■ Goal
Write out the listing below without alteration, omitting its pictures.

※ ※ ※

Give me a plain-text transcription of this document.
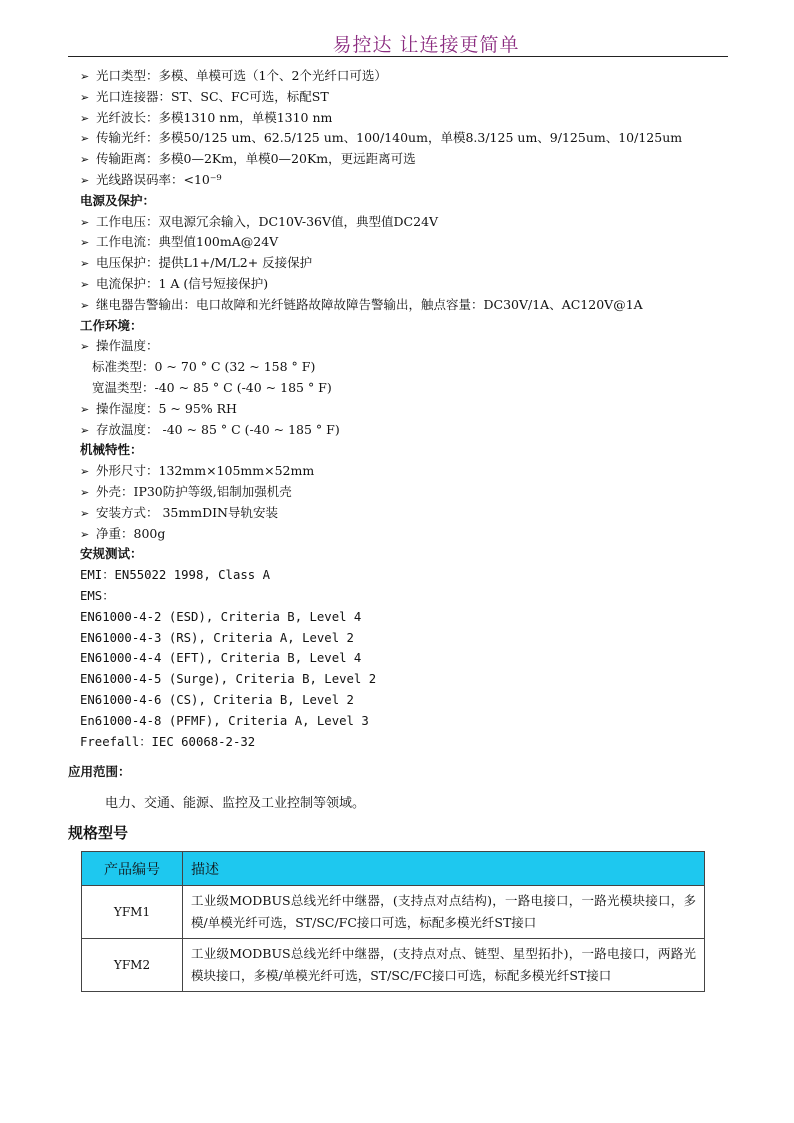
易控达 让连接更简单
➢ 光口类型：多模、单模可选（1个、2个光纤口可选）
➢ 光口连接器：ST、SC、FC可选，标配ST
➢ 光纤波长：多模1310 nm，单模1310 nm
➢ 传输光纤：多模50/125 um、62.5/125 um、100/140um，单模8.3/125 um、9/125um、10/125um
➢ 传输距离：多模0—2Km，单模0—20Km，更远距离可选
➢ 光线路误码率：<10⁻⁹
电源及保护：
➢ 工作电压：双电源冗余输入，DC10V-36V值，典型值DC24V
➢ 工作电流：典型值100mA@24V
➢ 电压保护：提供L1+/M/L2+ 反接保护
➢ 电流保护：1 A (信号短接保护)
➢ 继电器告警输出：电口故障和光纤链路故障故障告警输出，触点容量：DC30V/1A、AC120V@1A
工作环境：
➢ 操作温度：
标准类型：0 ~ 70 ° C (32 ~ 158 ° F)
宽温类型：-40 ~ 85 ° C (-40 ~ 185 ° F)
➢ 操作湿度：5 ~ 95% RH
➢ 存放温度： -40 ~ 85 ° C (-40 ~ 185 ° F)
机械特性：
➢ 外形尺寸：132mm×105mm×52mm
➢ 外壳：IP30防护等级,铝制加强机壳
➢ 安装方式： 35mmDIN导轨安装
➢ 净重：800g
安规测试：
EMI：EN55022 1998, Class A
EMS：
EN61000-4-2 (ESD), Criteria B, Level 4
EN61000-4-3 (RS), Criteria A, Level 2
EN61000-4-4 (EFT), Criteria B, Level 4
EN61000-4-5 (Surge), Criteria B, Level 2
EN61000-4-6 (CS), Criteria B, Level 2
En61000-4-8 (PFMF), Criteria A, Level 3
Freefall：IEC 60068-2-32
应用范围：
电力、交通、能源、监控及工业控制等领域。
规格型号
产品编号	描述
YFM1	工业级MODBUS总线光纤中继器，(支持点对点结构)，一路电接口，一路光模块接口，多模/单模光纤可选，ST/SC/FC接口可选，标配多模光纤ST接口
YFM2	工业级MODBUS总线光纤中继器，(支持点对点、链型、星型拓扑)，一路电接口，两路光模块接口，多模/单模光纤可选，ST/SC/FC接口可选，标配多模光纤ST接口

※ ※ ※

■ Exercise output
Give me a plain-text transcription of this document.
易控达 让连接更简单
➢ 光口类型：多模、单模可选（1个、2个光纤口可选）
➢ 光口连接器：ST、SC、FC可选，标配ST
➢ 光纤波长：多模1310 nm，单模1310 nm
➢ 传输光纤：多模50/125 um、62.5/125 um、100/140um，单模8.3/125 um、9/125um、10/125um
➢ 传输距离：多模0—2Km，单模0—20Km，更远距离可选
➢ 光线路误码率：<10⁻⁹
电源及保护：
➢ 工作电压：双电源冗余输入，DC10V-36V值，典型值DC24V
➢ 工作电流：典型值100mA@24V
➢ 电压保护：提供L1+/M/L2+ 反接保护
➢ 电流保护：1 A (信号短接保护)
➢ 继电器告警输出：电口故障和光纤链路故障故障告警输出，触点容量：DC30V/1A、AC120V@1A
工作环境：
➢ 操作温度：
标准类型：0 ~ 70 ° C (32 ~ 158 ° F)
宽温类型：-40 ~ 85 ° C (-40 ~ 185 ° F)
➢ 操作湿度：5 ~ 95% RH
➢ 存放温度： -40 ~ 85 ° C (-40 ~ 185 ° F)
机械特性：
➢ 外形尺寸：132mm×105mm×52mm
➢ 外壳：IP30防护等级,铝制加强机壳
➢ 安装方式： 35mmDIN导轨安装
➢ 净重：800g
安规测试：
EMI：EN55022 1998, Class A
EMS：
EN61000-4-2 (ESD), Criteria B, Level 4
EN61000-4-3 (RS), Criteria A, Level 2
EN61000-4-4 (EFT), Criteria B, Level 4
EN61000-4-5 (Surge), Criteria B, Level 2
EN61000-4-6 (CS), Criteria B, Level 2
En61000-4-8 (PFMF), Criteria A, Level 3
Freefall：IEC 60068-2-32
应用范围：
电力、交通、能源、监控及工业控制等领域。
规格型号
产品编号	描述
YFM1	工业级MODBUS总线光纤中继器，(支持点对点结构)，一路电接口，一路光模块接口，多模/单模光纤可选，ST/SC/FC接口可选，标配多模光纤ST接口
YFM2	工业级MODBUS总线光纤中继器，(支持点对点、链型、星型拓扑)，一路电接口，两路光模块接口，多模/单模光纤可选，ST/SC/FC接口可选，标配多模光纤ST接口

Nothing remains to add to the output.